* Stated task:
The entire listing is to be repeated verbatim.

======== Data to use

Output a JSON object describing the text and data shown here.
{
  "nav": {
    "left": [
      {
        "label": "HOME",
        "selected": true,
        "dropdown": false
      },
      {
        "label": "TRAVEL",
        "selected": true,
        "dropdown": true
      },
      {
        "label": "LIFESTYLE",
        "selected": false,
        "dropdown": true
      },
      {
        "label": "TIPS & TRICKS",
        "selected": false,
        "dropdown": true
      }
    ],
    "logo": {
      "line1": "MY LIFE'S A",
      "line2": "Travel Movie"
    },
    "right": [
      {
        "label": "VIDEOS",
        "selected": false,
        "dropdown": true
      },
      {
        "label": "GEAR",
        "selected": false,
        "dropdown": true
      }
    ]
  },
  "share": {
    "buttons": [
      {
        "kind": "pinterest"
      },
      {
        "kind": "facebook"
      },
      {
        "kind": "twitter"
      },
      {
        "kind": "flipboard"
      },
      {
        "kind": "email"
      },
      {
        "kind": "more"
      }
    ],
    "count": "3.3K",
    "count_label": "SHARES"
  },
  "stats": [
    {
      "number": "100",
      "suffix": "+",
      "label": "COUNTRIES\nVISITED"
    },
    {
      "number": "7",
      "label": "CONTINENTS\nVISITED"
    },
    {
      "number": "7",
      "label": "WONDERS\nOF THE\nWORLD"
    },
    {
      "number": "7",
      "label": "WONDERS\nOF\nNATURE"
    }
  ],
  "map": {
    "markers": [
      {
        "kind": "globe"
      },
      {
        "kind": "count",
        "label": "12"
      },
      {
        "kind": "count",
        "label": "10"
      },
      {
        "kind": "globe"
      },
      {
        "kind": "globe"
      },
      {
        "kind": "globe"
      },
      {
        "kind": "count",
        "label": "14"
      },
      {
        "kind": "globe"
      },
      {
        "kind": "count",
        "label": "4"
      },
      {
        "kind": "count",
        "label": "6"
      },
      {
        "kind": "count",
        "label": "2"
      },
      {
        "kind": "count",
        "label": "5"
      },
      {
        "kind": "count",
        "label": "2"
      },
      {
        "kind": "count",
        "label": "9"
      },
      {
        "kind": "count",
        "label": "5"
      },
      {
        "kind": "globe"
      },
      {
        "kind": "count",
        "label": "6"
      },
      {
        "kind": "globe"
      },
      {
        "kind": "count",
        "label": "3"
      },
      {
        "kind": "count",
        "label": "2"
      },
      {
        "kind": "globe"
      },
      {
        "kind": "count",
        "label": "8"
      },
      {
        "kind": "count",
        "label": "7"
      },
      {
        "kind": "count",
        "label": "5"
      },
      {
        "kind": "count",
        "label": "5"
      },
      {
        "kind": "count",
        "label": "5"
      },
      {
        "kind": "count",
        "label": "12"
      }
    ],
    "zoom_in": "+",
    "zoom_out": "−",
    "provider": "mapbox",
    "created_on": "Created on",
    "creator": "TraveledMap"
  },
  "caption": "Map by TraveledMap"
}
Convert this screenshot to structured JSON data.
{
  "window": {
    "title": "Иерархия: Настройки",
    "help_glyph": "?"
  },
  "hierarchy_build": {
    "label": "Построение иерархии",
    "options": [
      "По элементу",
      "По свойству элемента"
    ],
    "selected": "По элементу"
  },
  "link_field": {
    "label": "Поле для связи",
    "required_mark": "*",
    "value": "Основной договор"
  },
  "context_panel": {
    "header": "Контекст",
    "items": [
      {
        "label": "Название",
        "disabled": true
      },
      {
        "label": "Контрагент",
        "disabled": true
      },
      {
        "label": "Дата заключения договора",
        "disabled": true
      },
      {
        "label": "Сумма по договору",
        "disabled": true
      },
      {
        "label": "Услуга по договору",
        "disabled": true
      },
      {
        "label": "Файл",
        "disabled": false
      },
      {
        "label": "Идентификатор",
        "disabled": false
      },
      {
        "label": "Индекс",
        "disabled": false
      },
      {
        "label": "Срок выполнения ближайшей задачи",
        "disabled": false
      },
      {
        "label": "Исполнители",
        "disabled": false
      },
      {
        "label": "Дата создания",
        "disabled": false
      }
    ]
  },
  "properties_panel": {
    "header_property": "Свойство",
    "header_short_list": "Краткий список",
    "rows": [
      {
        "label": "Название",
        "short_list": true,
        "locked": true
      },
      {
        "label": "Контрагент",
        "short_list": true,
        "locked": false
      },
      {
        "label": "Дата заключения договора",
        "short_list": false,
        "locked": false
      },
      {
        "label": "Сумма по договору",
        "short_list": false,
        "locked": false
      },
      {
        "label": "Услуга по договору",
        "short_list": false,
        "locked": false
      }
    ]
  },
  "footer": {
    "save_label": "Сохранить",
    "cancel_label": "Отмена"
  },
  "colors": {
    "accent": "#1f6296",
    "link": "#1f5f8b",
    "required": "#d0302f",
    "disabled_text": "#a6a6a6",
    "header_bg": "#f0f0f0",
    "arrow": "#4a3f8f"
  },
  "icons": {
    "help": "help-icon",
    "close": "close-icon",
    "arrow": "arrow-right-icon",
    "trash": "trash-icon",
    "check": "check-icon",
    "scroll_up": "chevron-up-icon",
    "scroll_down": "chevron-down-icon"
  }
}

================

* Output of the exercise:
Output a JSON object describing the text and data shown here.
{
  "nav": {
    "left": [
      {
        "label": "HOME",
        "selected": true,
        "dropdown": false
      },
      {
        "label": "TRAVEL",
        "selected": true,
        "dropdown": true
      },
      {
        "label": "LIFESTYLE",
        "selected": false,
        "dropdown": true
      },
      {
        "label": "TIPS & TRICKS",
        "selected": false,
        "dropdown": true
      }
    ],
    "logo": {
      "line1": "MY LIFE'S A",
      "line2": "Travel Movie"
    },
    "right": [
      {
        "label": "VIDEOS",
        "selected": false,
        "dropdown": true
      },
      {
        "label": "GEAR",
        "selected": false,
        "dropdown": true
      }
    ]
  },
  "share": {
    "buttons": [
      {
        "kind": "pinterest"
      },
      {
        "kind": "facebook"
      },
      {
        "kind": "twitter"
      },
      {
        "kind": "flipboard"
      },
      {
        "kind": "email"
      },
      {
        "kind": "more"
      }
    ],
    "count": "3.3K",
    "count_label": "SHARES"
  },
  "stats": [
    {
      "number": "100",
      "suffix": "+",
      "label": "COUNTRIES\nVISITED"
    },
    {
      "number": "7",
      "label": "CONTINENTS\nVISITED"
    },
    {
      "number": "7",
      "label": "WONDERS\nOF THE\nWORLD"
    },
    {
      "number": "7",
      "label": "WONDERS\nOF\nNATURE"
    }
  ],
  "map": {
    "markers": [
      {
        "kind": "globe"
      },
      {
        "kind": "count",
        "label": "12"
      },
      {
        "kind": "count",
        "label": "10"
      },
      {
        "kind": "globe"
      },
      {
        "kind": "globe"
      },
      {
        "kind": "globe"
      },
      {
        "kind": "count",
        "label": "14"
      },
      {
        "kind": "globe"
      },
      {
        "kind": "count",
        "label": "4"
      },
      {
        "kind": "count",
        "label": "6"
      },
      {
        "kind": "count",
        "label": "2"
      },
      {
        "kind": "count",
        "label": "5"
      },
      {
        "kind": "count",
        "label": "2"
      },
      {
        "kind": "count",
        "label": "9"
      },
      {
        "kind": "count",
        "label": "5"
      },
      {
        "kind": "globe"
      },
      {
        "kind": "count",
        "label": "6"
      },
      {
        "kind": "globe"
      },
      {
        "kind": "count",
        "label": "3"
      },
      {
        "kind": "count",
        "label": "2"
      },
      {
        "kind": "globe"
      },
      {
        "kind": "count",
        "label": "8"
      },
      {
        "kind": "count",
        "label": "7"
      },
      {
        "kind": "count",
        "label": "5"
      },
      {
        "kind": "count",
        "label": "5"
      },
      {
        "kind": "count",
        "label": "5"
      },
      {
        "kind": "count",
        "label": "12"
      }
    ],
    "zoom_in": "+",
    "zoom_out": "−",
    "provider": "mapbox",
    "created_on": "Created on",
    "creator": "TraveledMap"
  },
  "caption": "Map by TraveledMap"
}
Convert this screenshot to structured JSON data.
{
  "window": {
    "title": "Иерархия: Настройки",
    "help_glyph": "?"
  },
  "hierarchy_build": {
    "label": "Построение иерархии",
    "options": [
      "По элементу",
      "По свойству элемента"
    ],
    "selected": "По элементу"
  },
  "link_field": {
    "label": "Поле для связи",
    "required_mark": "*",
    "value": "Основной договор"
  },
  "context_panel": {
    "header": "Контекст",
    "items": [
      {
        "label": "Название",
        "disabled": true
      },
      {
        "label": "Контрагент",
        "disabled": true
      },
      {
        "label": "Дата заключения договора",
        "disabled": true
      },
      {
        "label": "Сумма по договору",
        "disabled": true
      },
      {
        "label": "Услуга по договору",
        "disabled": true
      },
      {
        "label": "Файл",
        "disabled": false
      },
      {
        "label": "Идентификатор",
        "disabled": false
      },
      {
        "label": "Индекс",
        "disabled": false
      },
      {
        "label": "Срок выполнения ближайшей задачи",
        "disabled": false
      },
      {
        "label": "Исполнители",
        "disabled": false
      },
      {
        "label": "Дата создания",
        "disabled": false
      }
    ]
  },
  "properties_panel": {
    "header_property": "Свойство",
    "header_short_list": "Краткий список",
    "rows": [
      {
        "label": "Название",
        "short_list": true,
        "locked": true
      },
      {
        "label": "Контрагент",
        "short_list": true,
        "locked": false
      },
      {
        "label": "Дата заключения договора",
        "short_list": false,
        "locked": false
      },
      {
        "label": "Сумма по договору",
        "short_list": false,
        "locked": false
      },
      {
        "label": "Услуга по договору",
        "short_list": false,
        "locked": false
      }
    ]
  },
  "footer": {
    "save_label": "Сохранить",
    "cancel_label": "Отмена"
  },
  "colors": {
    "accent": "#1f6296",
    "link": "#1f5f8b",
    "required": "#d0302f",
    "disabled_text": "#a6a6a6",
    "header_bg": "#f0f0f0",
    "arrow": "#4a3f8f"
  },
  "icons": {
    "help": "help-icon",
    "close": "close-icon",
    "arrow": "arrow-right-icon",
    "trash": "trash-icon",
    "check": "check-icon",
    "scroll_up": "chevron-up-icon",
    "scroll_down": "chevron-down-icon"
  }
}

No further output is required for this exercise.